### Records supplied
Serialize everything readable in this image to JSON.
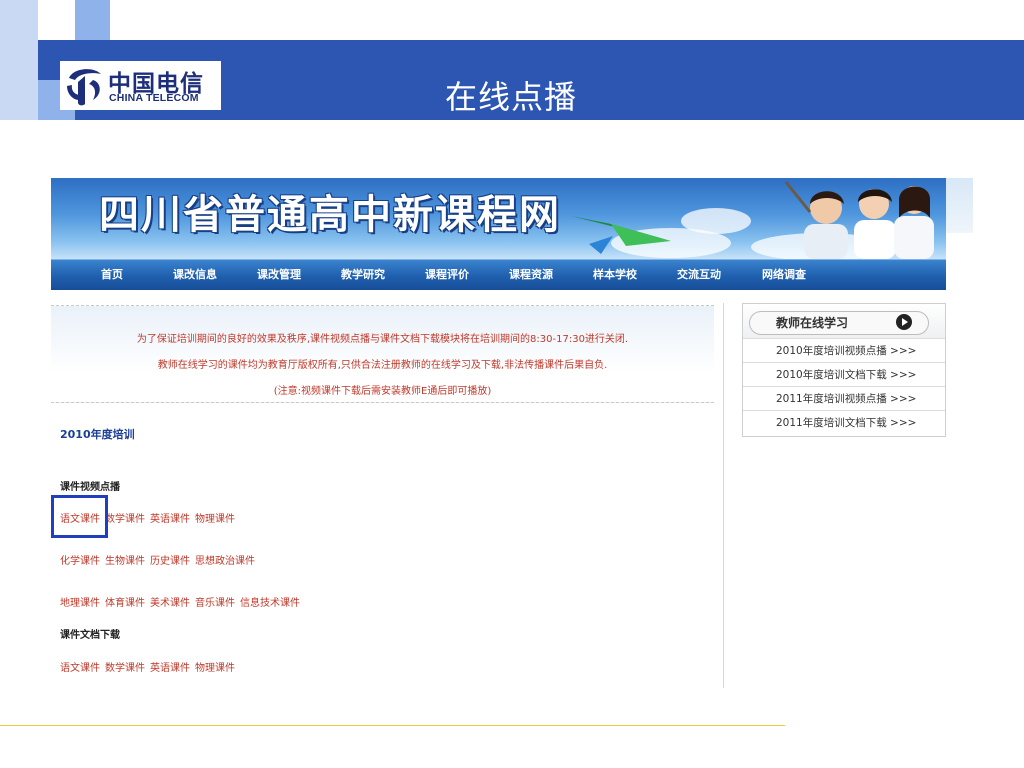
{
  "slide": {
    "title": "在线点播",
    "logo": {
      "cn": "中国电信",
      "en": "CHINA TELECOM"
    },
    "colors": {
      "band": "#2c56b2",
      "accent_light": "#8fb2ea",
      "rule": "#f2cc3c"
    }
  },
  "website": {
    "banner_title": "四川省普通高中新课程网",
    "nav": [
      "首页",
      "课改信息",
      "课改管理",
      "教学研究",
      "课程评价",
      "课程资源",
      "样本学校",
      "交流互动",
      "网络调查"
    ],
    "notice": [
      "为了保证培训期间的良好的效果及秩序,课件视频点播与课件文档下载模块将在培训期间的8:30-17:30进行关闭.",
      "教师在线学习的课件均为教育厅版权所有,只供合法注册教师的在线学习及下载,非法传播课件后果自负.",
      "(注意:视频课件下载后需安装教师E通后即可播放)"
    ],
    "section_title": "2010年度培训",
    "video": {
      "title": "课件视频点播",
      "rows": [
        [
          "语文课件",
          "数学课件",
          "英语课件",
          "物理课件"
        ],
        [
          "化学课件",
          "生物课件",
          "历史课件",
          "思想政治课件"
        ],
        [
          "地理课件",
          "体育课件",
          "美术课件",
          "音乐课件",
          "信息技术课件"
        ]
      ]
    },
    "docs": {
      "title": "课件文档下载",
      "rows": [
        [
          "语文课件",
          "数学课件",
          "英语课件",
          "物理课件"
        ]
      ]
    },
    "sidebar": {
      "heading": "教师在线学习",
      "play_icon": "play-circle-icon",
      "items": [
        "2010年度培训视频点播 >>>",
        "2010年度培训文档下载 >>>",
        "2011年度培训视频点播 >>>",
        "2011年度培训文档下载 >>>"
      ]
    },
    "colors": {
      "link": "#c0392b",
      "section": "#1b3f96",
      "nav": "#1f5fae"
    }
  }
}
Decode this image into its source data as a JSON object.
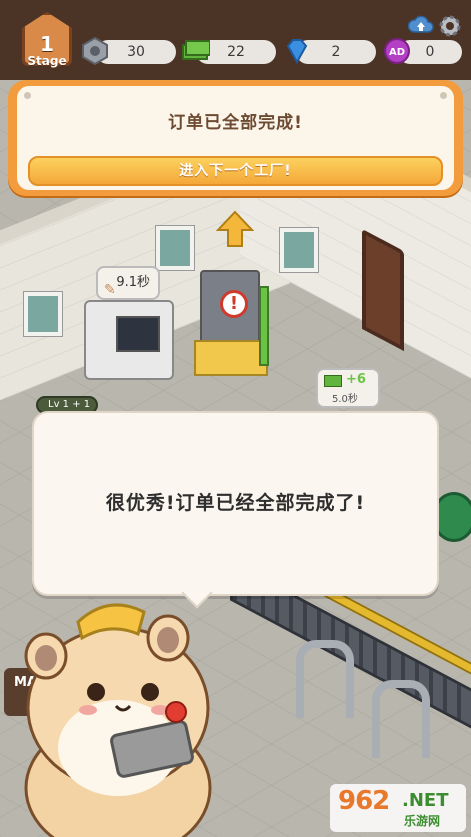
{
  "hud": {
    "stage_number": "1",
    "stage_label": "Stage",
    "resources": [
      {
        "icon": "hex-nut-icon",
        "value": "30"
      },
      {
        "icon": "cash-icon",
        "value": "22"
      },
      {
        "icon": "diamond-icon",
        "value": "2"
      },
      {
        "icon": "ad-token-icon",
        "value": "0"
      }
    ]
  },
  "banner": {
    "title": "订单已全部完成!",
    "button_label": "进入下一个工厂!"
  },
  "scene": {
    "machine_timer": "9.1秒",
    "reward_amount": "+6",
    "reward_time": "5.0秒",
    "level_tag": "Lv 1 + 1",
    "sign_text": "MA"
  },
  "dialog": {
    "message": "很优秀!订单已经全部完成了!"
  },
  "watermark": {
    "number": "962",
    "suffix": ".NET",
    "site": "乐游网"
  },
  "colors": {
    "banner_orange": "#f39c3d",
    "button_yellow": "#fcd15e",
    "hud_brown": "#4b3326",
    "cash_green": "#61b43c",
    "diamond_blue": "#3b8fe0",
    "ad_purple": "#b23fc4"
  }
}
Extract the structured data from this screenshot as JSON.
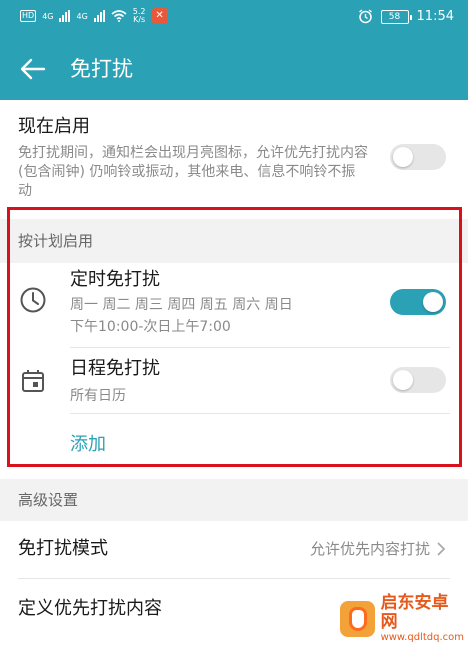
{
  "status_bar": {
    "hd_label": "HD",
    "net1": "4G",
    "net2": "4G",
    "speed_value": "5.2",
    "speed_unit": "K/s",
    "battery": "58",
    "time": "11:54"
  },
  "header": {
    "title": "免打扰"
  },
  "now_enabled": {
    "title": "现在启用",
    "description": "免打扰期间，通知栏会出现月亮图标，允许优先打扰内容 (包含闹钟) 仍响铃或振动，其他来电、信息不响铃不振动",
    "enabled": false
  },
  "schedule_section": {
    "header": "按计划启用",
    "items": [
      {
        "title": "定时免打扰",
        "days": "周一 周二 周三 周四 周五 周六 周日",
        "time_range": "下午10:00-次日上午7:00",
        "enabled": true
      },
      {
        "title": "日程免打扰",
        "subtitle": "所有日历",
        "enabled": false
      }
    ],
    "add_label": "添加"
  },
  "advanced_section": {
    "header": "高级设置",
    "mode_title": "免打扰模式",
    "mode_value": "允许优先内容打扰",
    "priority_title": "定义优先打扰内容"
  },
  "watermark": {
    "name": "启东安卓网",
    "url": "www.qdltdq.com"
  },
  "colors": {
    "accent": "#2ba1b5",
    "highlight": "#d9111c",
    "watermark": "#e55a1c"
  }
}
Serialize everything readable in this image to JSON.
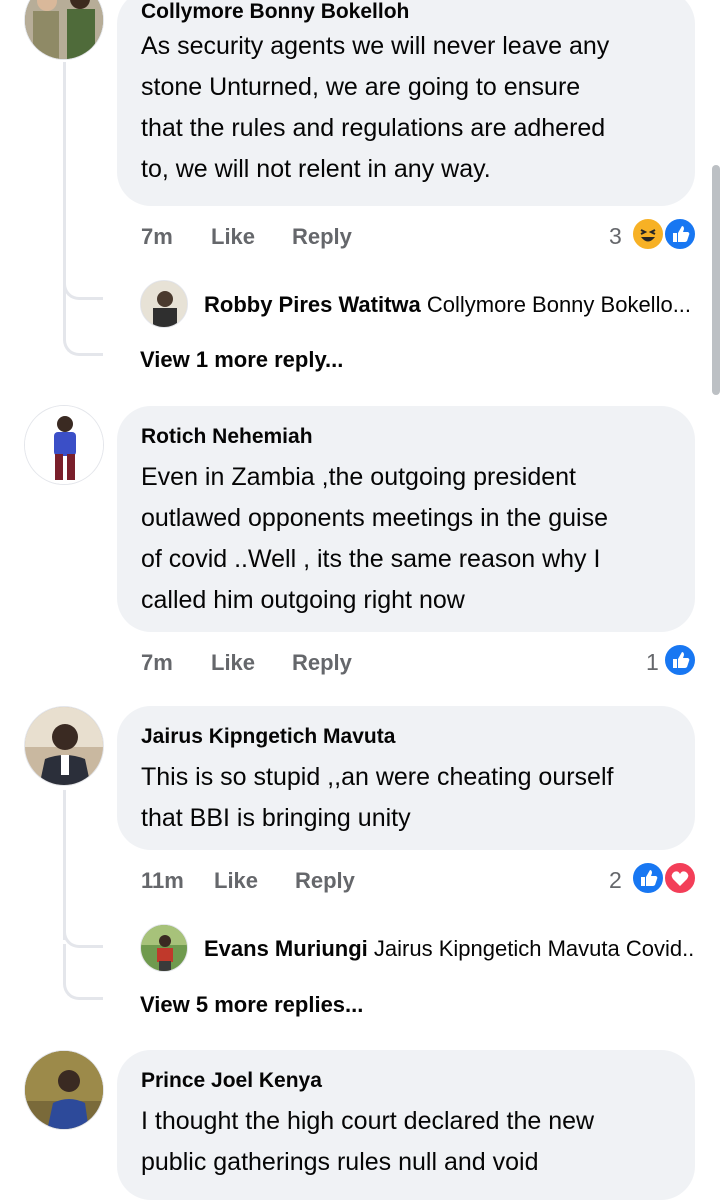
{
  "comments": [
    {
      "author": "Collymore Bonny Bokelloh",
      "lines": [
        "As security agents we will never leave any",
        "stone Unturned, we are going to ensure",
        "that the rules and regulations are adhered",
        "to, we will not relent in any way."
      ],
      "time": "7m",
      "like_label": "Like",
      "reply_label": "Reply",
      "reaction_count": "3",
      "reactions": [
        "haha-icon",
        "like-icon"
      ],
      "reply_preview": {
        "name": "Robby Pires Watitwa",
        "text": "Collymore Bonny Bokello..."
      },
      "view_more": "View 1 more reply..."
    },
    {
      "author": "Rotich Nehemiah",
      "lines": [
        "Even in Zambia ,the outgoing president",
        "outlawed opponents meetings in the guise",
        "of covid ..Well , its the same reason why I",
        "called him outgoing right now"
      ],
      "time": "7m",
      "like_label": "Like",
      "reply_label": "Reply",
      "reaction_count": "1",
      "reactions": [
        "like-icon"
      ]
    },
    {
      "author": "Jairus Kipngetich Mavuta",
      "lines": [
        "This is so stupid ,,an were cheating ourself",
        "that BBI is bringing unity"
      ],
      "time": "11m",
      "like_label": "Like",
      "reply_label": "Reply",
      "reaction_count": "2",
      "reactions": [
        "like-icon",
        "love-icon"
      ],
      "reply_preview": {
        "name": "Evans Muriungi",
        "text": "Jairus Kipngetich Mavuta Covid..."
      },
      "view_more": "View 5 more replies..."
    },
    {
      "author": "Prince Joel Kenya",
      "lines": [
        "I thought the high court declared the new",
        "public gatherings rules null and void"
      ]
    }
  ],
  "colors": {
    "like": "#1877f2",
    "love": "#f33e58",
    "haha": "#f7b125",
    "bubble": "#f0f2f5",
    "meta": "#65676b"
  }
}
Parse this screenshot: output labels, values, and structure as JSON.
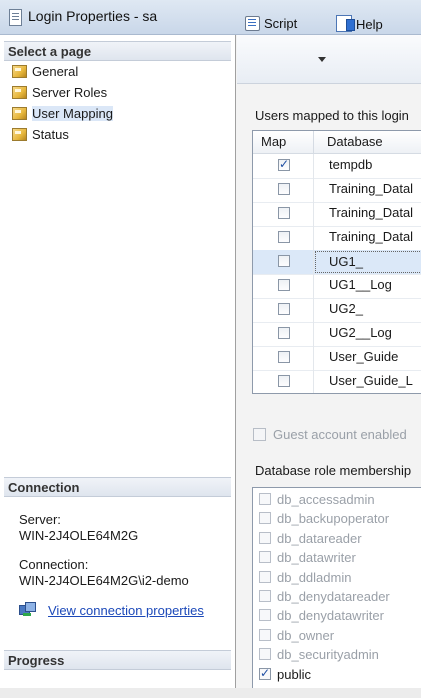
{
  "window": {
    "title": "Login Properties - sa"
  },
  "left_panel": {
    "select_header": "Select a page",
    "pages": [
      {
        "label": "General"
      },
      {
        "label": "Server Roles"
      },
      {
        "label": "User Mapping"
      },
      {
        "label": "Status"
      }
    ],
    "connection_header": "Connection",
    "server_label": "Server:",
    "server_value": "WIN-2J4OLE64M2G",
    "connection_label": "Connection:",
    "connection_value": "WIN-2J4OLE64M2G\\i2-demo",
    "view_connection_link": "View connection properties",
    "progress_header": "Progress"
  },
  "toolbar": {
    "script_label": "Script",
    "help_label": "Help"
  },
  "mapping": {
    "caption": "Users mapped to this login",
    "columns": {
      "map": "Map",
      "database": "Database"
    },
    "rows": [
      {
        "database": "tempdb",
        "mapped": true
      },
      {
        "database": "Training_Datal",
        "mapped": false
      },
      {
        "database": "Training_Datal",
        "mapped": false
      },
      {
        "database": "Training_Datal",
        "mapped": false
      },
      {
        "database": "UG1_",
        "mapped": false,
        "selected": true
      },
      {
        "database": "UG1__Log",
        "mapped": false
      },
      {
        "database": "UG2_",
        "mapped": false
      },
      {
        "database": "UG2__Log",
        "mapped": false
      },
      {
        "database": "User_Guide",
        "mapped": false
      },
      {
        "database": "User_Guide_L",
        "mapped": false
      }
    ]
  },
  "guest_label": "Guest account enabled",
  "roles": {
    "caption": "Database role membership",
    "items": [
      {
        "label": "db_accessadmin",
        "checked": false
      },
      {
        "label": "db_backupoperator",
        "checked": false
      },
      {
        "label": "db_datareader",
        "checked": false
      },
      {
        "label": "db_datawriter",
        "checked": false
      },
      {
        "label": "db_ddladmin",
        "checked": false
      },
      {
        "label": "db_denydatareader",
        "checked": false
      },
      {
        "label": "db_denydatawriter",
        "checked": false
      },
      {
        "label": "db_owner",
        "checked": false
      },
      {
        "label": "db_securityadmin",
        "checked": false
      },
      {
        "label": "public",
        "checked": true
      }
    ]
  }
}
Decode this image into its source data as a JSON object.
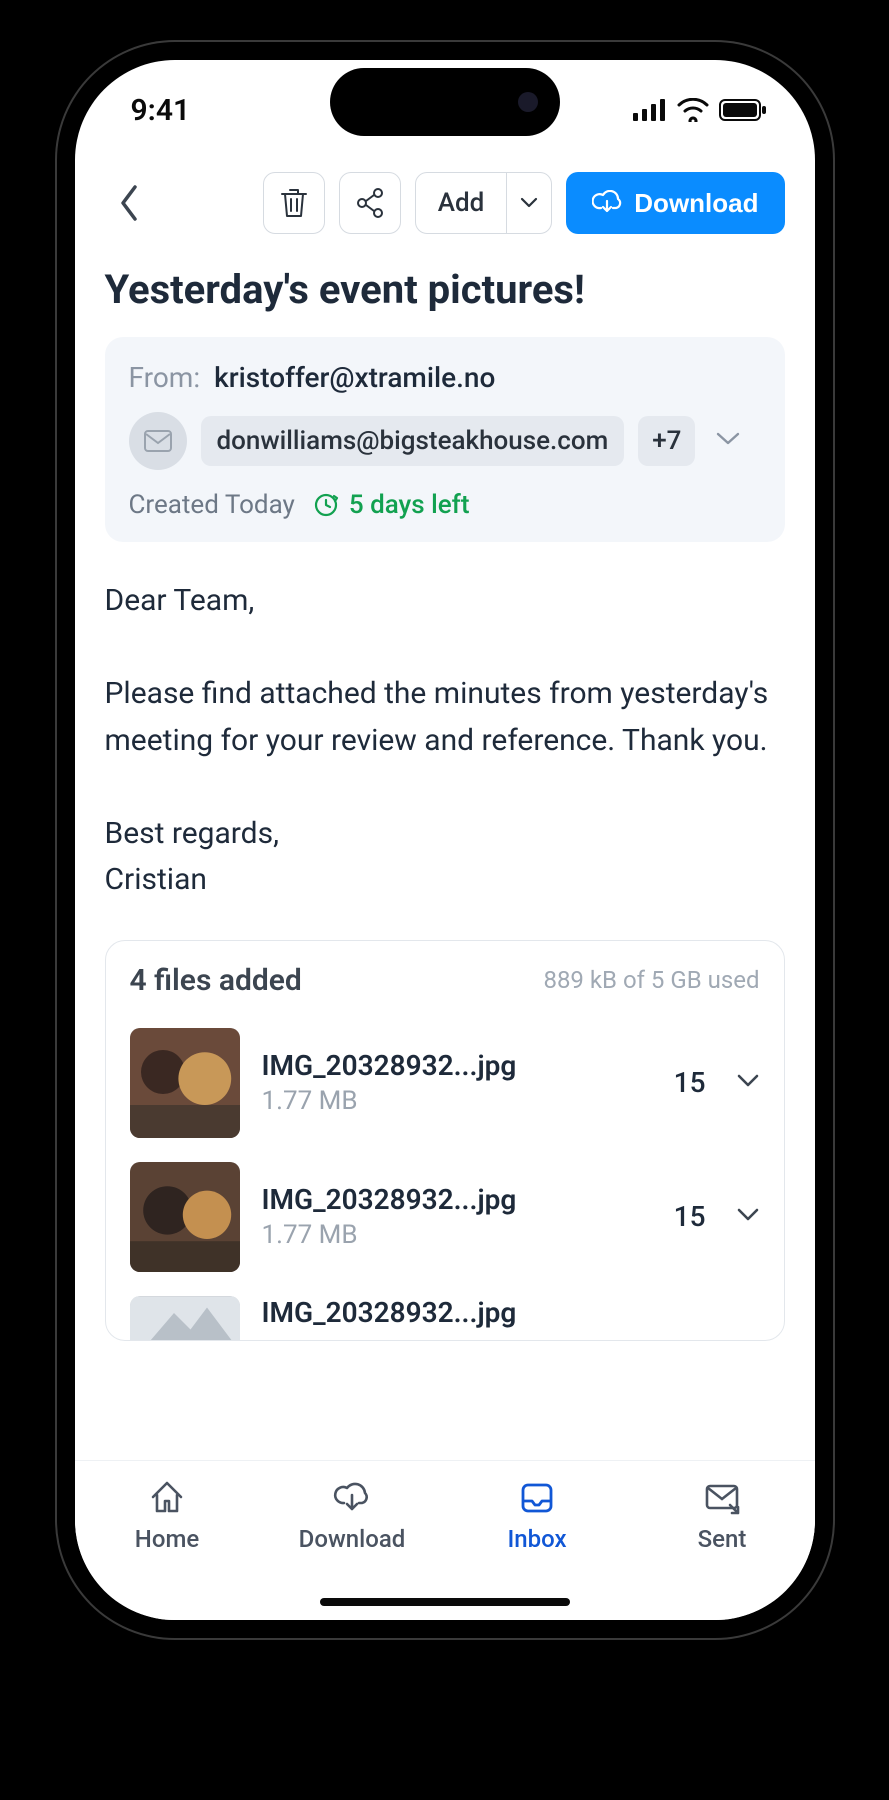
{
  "status": {
    "time": "9:41"
  },
  "toolbar": {
    "add_label": "Add",
    "download_label": "Download"
  },
  "title": "Yesterday's event pictures!",
  "meta": {
    "from_label": "From:",
    "from_email": "kristoffer@xtramile.no",
    "to_email": "donwilliams@bigsteakhouse.com",
    "extra_recipients": "+7",
    "created_label": "Created Today",
    "days_left": "5 days left"
  },
  "body": "Dear Team,\n\nPlease find attached the minutes from yesterday's meeting for your review and reference. Thank you.\n\nBest regards,\nCristian",
  "files": {
    "title": "4 files added",
    "usage": "889 kB of 5 GB used",
    "items": [
      {
        "name": "IMG_20328932...jpg",
        "size": "1.77 MB",
        "count": "15"
      },
      {
        "name": "IMG_20328932...jpg",
        "size": "1.77 MB",
        "count": "15"
      },
      {
        "name": "IMG_20328932...jpg",
        "size": "",
        "count": ""
      }
    ]
  },
  "tabs": {
    "home": "Home",
    "download": "Download",
    "inbox": "Inbox",
    "sent": "Sent"
  }
}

### What needs to be done
Among the entries above, identify all lines with "screenshot" and copy them.

### Correct result
Extract the structured data from this screenshot as JSON.
Parse this screenshot: output labels, values, and structure as JSON.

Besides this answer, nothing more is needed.